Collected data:

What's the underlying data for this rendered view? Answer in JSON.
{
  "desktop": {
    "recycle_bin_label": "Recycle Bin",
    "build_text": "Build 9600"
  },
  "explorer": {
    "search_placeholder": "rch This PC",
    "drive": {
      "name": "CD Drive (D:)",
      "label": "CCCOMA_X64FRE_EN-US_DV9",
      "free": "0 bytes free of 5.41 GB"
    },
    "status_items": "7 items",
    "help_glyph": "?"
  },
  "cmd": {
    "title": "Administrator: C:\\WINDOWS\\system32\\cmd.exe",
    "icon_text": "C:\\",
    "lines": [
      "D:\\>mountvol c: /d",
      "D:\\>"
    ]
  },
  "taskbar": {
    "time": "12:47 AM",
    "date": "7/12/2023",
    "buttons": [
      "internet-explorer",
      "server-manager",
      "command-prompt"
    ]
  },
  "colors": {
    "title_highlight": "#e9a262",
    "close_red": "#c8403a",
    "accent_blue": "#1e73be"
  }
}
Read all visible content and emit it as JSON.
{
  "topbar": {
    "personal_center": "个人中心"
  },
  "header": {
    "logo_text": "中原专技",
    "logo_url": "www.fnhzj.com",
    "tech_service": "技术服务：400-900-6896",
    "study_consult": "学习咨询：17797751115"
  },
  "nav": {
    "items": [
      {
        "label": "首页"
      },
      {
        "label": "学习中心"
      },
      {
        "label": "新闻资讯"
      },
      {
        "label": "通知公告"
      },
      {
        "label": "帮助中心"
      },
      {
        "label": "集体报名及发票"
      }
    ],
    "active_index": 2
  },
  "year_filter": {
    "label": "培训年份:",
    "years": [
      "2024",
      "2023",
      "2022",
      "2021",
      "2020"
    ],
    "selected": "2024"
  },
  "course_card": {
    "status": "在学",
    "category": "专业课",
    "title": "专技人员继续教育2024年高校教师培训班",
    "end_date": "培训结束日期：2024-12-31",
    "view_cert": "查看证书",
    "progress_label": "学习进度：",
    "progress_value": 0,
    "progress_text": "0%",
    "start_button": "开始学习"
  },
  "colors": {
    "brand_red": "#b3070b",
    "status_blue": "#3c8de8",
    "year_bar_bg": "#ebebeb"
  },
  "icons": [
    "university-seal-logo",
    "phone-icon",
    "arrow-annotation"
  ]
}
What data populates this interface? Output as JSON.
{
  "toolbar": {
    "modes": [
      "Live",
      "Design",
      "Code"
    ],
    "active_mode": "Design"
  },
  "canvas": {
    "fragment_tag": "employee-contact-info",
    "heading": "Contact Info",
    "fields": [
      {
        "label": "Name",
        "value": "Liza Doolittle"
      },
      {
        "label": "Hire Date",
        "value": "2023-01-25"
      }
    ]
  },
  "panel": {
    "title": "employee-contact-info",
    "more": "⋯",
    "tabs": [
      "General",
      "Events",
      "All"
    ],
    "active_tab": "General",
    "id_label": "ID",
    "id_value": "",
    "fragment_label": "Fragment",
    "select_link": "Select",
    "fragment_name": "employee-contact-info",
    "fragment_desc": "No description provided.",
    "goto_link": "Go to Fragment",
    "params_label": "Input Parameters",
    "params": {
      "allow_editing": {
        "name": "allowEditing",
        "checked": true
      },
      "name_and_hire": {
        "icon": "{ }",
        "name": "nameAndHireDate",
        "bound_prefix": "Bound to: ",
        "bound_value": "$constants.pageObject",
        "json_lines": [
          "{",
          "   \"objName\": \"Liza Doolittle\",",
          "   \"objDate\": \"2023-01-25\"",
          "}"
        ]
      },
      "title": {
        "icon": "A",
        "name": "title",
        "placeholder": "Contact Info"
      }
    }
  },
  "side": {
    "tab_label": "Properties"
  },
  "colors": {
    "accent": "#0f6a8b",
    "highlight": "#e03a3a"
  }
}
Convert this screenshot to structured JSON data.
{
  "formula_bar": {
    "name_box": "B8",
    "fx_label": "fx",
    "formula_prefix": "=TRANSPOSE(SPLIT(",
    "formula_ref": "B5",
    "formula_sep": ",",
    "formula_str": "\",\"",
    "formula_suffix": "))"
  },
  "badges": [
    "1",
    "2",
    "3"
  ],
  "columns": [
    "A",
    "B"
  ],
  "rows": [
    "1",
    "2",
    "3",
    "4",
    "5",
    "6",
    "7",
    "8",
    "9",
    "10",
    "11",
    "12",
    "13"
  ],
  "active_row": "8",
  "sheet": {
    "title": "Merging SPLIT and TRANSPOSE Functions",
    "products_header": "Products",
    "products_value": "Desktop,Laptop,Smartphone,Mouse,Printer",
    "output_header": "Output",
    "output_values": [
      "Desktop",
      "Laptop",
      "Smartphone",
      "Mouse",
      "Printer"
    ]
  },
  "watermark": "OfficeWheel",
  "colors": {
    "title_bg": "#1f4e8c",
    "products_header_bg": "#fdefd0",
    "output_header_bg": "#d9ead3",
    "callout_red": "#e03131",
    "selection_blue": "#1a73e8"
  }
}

_Exercise brief_
Take the material above and return all of it exactly.

_Output for this task_
What's the underlying data for this rendered view? Answer in JSON.
{
  "desktop": {
    "recycle_bin_label": "Recycle Bin",
    "build_text": "Build 9600"
  },
  "explorer": {
    "search_placeholder": "rch This PC",
    "drive": {
      "name": "CD Drive (D:)",
      "label": "CCCOMA_X64FRE_EN-US_DV9",
      "free": "0 bytes free of 5.41 GB"
    },
    "status_items": "7 items",
    "help_glyph": "?"
  },
  "cmd": {
    "title": "Administrator: C:\\WINDOWS\\system32\\cmd.exe",
    "icon_text": "C:\\",
    "lines": [
      "D:\\>mountvol c: /d",
      "D:\\>"
    ]
  },
  "taskbar": {
    "time": "12:47 AM",
    "date": "7/12/2023",
    "buttons": [
      "internet-explorer",
      "server-manager",
      "command-prompt"
    ]
  },
  "colors": {
    "title_highlight": "#e9a262",
    "close_red": "#c8403a",
    "accent_blue": "#1e73be"
  }
}
Read all visible content and emit it as JSON.
{
  "topbar": {
    "personal_center": "个人中心"
  },
  "header": {
    "logo_text": "中原专技",
    "logo_url": "www.fnhzj.com",
    "tech_service": "技术服务：400-900-6896",
    "study_consult": "学习咨询：17797751115"
  },
  "nav": {
    "items": [
      {
        "label": "首页"
      },
      {
        "label": "学习中心"
      },
      {
        "label": "新闻资讯"
      },
      {
        "label": "通知公告"
      },
      {
        "label": "帮助中心"
      },
      {
        "label": "集体报名及发票"
      }
    ],
    "active_index": 2
  },
  "year_filter": {
    "label": "培训年份:",
    "years": [
      "2024",
      "2023",
      "2022",
      "2021",
      "2020"
    ],
    "selected": "2024"
  },
  "course_card": {
    "status": "在学",
    "category": "专业课",
    "title": "专技人员继续教育2024年高校教师培训班",
    "end_date": "培训结束日期：2024-12-31",
    "view_cert": "查看证书",
    "progress_label": "学习进度：",
    "progress_value": 0,
    "progress_text": "0%",
    "start_button": "开始学习"
  },
  "colors": {
    "brand_red": "#b3070b",
    "status_blue": "#3c8de8",
    "year_bar_bg": "#ebebeb"
  },
  "icons": [
    "university-seal-logo",
    "phone-icon",
    "arrow-annotation"
  ]
}
What data populates this interface? Output as JSON.
{
  "toolbar": {
    "modes": [
      "Live",
      "Design",
      "Code"
    ],
    "active_mode": "Design"
  },
  "canvas": {
    "fragment_tag": "employee-contact-info",
    "heading": "Contact Info",
    "fields": [
      {
        "label": "Name",
        "value": "Liza Doolittle"
      },
      {
        "label": "Hire Date",
        "value": "2023-01-25"
      }
    ]
  },
  "panel": {
    "title": "employee-contact-info",
    "more": "⋯",
    "tabs": [
      "General",
      "Events",
      "All"
    ],
    "active_tab": "General",
    "id_label": "ID",
    "id_value": "",
    "fragment_label": "Fragment",
    "select_link": "Select",
    "fragment_name": "employee-contact-info",
    "fragment_desc": "No description provided.",
    "goto_link": "Go to Fragment",
    "params_label": "Input Parameters",
    "params": {
      "allow_editing": {
        "name": "allowEditing",
        "checked": true
      },
      "name_and_hire": {
        "icon": "{ }",
        "name": "nameAndHireDate",
        "bound_prefix": "Bound to: ",
        "bound_value": "$constants.pageObject",
        "json_lines": [
          "{",
          "   \"objName\": \"Liza Doolittle\",",
          "   \"objDate\": \"2023-01-25\"",
          "}"
        ]
      },
      "title": {
        "icon": "A",
        "name": "title",
        "placeholder": "Contact Info"
      }
    }
  },
  "side": {
    "tab_label": "Properties"
  },
  "colors": {
    "accent": "#0f6a8b",
    "highlight": "#e03a3a"
  }
}
Convert this screenshot to structured JSON data.
{
  "formula_bar": {
    "name_box": "B8",
    "fx_label": "fx",
    "formula_prefix": "=TRANSPOSE(SPLIT(",
    "formula_ref": "B5",
    "formula_sep": ",",
    "formula_str": "\",\"",
    "formula_suffix": "))"
  },
  "badges": [
    "1",
    "2",
    "3"
  ],
  "columns": [
    "A",
    "B"
  ],
  "rows": [
    "1",
    "2",
    "3",
    "4",
    "5",
    "6",
    "7",
    "8",
    "9",
    "10",
    "11",
    "12",
    "13"
  ],
  "active_row": "8",
  "sheet": {
    "title": "Merging SPLIT and TRANSPOSE Functions",
    "products_header": "Products",
    "products_value": "Desktop,Laptop,Smartphone,Mouse,Printer",
    "output_header": "Output",
    "output_values": [
      "Desktop",
      "Laptop",
      "Smartphone",
      "Mouse",
      "Printer"
    ]
  },
  "watermark": "OfficeWheel",
  "colors": {
    "title_bg": "#1f4e8c",
    "products_header_bg": "#fdefd0",
    "output_header_bg": "#d9ead3",
    "callout_red": "#e03131",
    "selection_blue": "#1a73e8"
  }
}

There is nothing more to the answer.